━━━━━ Exercise inputs

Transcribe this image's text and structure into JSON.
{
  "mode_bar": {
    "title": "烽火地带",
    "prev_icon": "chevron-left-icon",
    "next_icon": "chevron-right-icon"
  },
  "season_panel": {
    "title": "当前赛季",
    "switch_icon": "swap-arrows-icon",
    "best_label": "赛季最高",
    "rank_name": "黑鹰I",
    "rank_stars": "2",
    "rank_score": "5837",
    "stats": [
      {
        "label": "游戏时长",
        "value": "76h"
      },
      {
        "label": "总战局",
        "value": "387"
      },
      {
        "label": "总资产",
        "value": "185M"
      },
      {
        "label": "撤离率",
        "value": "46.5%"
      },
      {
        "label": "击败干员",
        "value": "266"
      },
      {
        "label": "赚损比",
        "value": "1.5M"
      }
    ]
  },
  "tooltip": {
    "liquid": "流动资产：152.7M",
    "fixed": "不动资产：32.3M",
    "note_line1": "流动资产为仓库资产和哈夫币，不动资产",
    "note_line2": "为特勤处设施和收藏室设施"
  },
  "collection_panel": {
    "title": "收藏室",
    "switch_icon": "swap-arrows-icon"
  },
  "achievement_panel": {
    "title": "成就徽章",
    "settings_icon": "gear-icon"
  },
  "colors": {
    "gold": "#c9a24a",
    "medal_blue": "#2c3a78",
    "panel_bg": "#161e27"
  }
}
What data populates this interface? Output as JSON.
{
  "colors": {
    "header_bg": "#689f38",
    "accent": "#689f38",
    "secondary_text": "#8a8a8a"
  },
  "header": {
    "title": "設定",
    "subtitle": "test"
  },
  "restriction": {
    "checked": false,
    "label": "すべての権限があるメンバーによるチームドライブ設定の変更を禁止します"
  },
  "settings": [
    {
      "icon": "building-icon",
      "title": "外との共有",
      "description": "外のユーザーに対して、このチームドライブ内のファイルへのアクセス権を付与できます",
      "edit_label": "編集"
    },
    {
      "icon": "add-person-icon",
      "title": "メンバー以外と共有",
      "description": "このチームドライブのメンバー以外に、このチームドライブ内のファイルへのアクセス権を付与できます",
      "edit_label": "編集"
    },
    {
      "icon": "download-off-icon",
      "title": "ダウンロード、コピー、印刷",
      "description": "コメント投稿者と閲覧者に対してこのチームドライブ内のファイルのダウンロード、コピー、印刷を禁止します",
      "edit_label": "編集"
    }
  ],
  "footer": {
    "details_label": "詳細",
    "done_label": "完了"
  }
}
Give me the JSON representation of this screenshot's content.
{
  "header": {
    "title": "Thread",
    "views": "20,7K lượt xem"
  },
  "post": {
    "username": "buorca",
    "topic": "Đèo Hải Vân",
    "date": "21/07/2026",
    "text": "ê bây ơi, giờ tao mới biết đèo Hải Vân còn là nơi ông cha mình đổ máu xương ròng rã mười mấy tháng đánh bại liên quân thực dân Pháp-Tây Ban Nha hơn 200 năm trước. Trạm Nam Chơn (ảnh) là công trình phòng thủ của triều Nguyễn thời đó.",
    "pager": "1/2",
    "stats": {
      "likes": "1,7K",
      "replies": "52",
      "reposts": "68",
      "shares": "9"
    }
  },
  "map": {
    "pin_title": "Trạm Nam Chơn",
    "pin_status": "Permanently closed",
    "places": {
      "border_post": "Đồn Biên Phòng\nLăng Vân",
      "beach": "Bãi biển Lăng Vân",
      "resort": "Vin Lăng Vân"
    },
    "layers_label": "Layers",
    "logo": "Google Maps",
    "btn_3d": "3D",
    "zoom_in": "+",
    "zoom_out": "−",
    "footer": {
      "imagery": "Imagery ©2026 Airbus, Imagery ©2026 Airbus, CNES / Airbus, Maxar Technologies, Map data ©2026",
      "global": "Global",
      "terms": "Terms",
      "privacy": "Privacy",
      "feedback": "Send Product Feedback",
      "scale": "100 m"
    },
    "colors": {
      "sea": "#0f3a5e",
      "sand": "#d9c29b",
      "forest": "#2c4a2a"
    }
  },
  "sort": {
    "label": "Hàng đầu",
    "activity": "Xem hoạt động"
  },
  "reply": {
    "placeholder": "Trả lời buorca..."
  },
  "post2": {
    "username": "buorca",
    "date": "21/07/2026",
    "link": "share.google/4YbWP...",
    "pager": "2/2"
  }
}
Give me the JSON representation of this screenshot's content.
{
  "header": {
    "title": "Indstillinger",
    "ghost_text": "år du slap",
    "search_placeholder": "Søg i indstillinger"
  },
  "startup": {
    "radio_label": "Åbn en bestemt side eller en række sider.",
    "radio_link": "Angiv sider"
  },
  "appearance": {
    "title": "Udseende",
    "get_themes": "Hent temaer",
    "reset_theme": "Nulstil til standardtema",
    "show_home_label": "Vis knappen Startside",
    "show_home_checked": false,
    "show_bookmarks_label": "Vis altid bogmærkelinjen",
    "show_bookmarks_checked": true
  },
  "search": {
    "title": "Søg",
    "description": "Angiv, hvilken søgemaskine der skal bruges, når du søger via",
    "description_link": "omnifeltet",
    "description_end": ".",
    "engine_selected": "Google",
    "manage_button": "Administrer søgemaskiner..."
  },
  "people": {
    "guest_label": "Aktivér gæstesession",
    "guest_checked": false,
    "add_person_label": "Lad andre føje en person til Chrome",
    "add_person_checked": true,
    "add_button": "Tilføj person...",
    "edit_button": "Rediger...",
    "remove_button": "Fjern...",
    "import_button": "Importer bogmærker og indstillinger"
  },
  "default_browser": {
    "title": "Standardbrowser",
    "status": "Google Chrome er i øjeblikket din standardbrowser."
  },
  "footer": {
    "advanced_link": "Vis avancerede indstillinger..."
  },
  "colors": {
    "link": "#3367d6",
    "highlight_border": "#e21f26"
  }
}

━━━━━━━━━━

■ **Challenge**: Return every line in the listing that contains the word "data".

■ **Solution to the exercise**:
What data populates this interface? Output as JSON.
      "imagery": "Imagery ©2026 Airbus, Imagery ©2026 Airbus, CNES / Airbus, Maxar Technologies, Map data ©2026",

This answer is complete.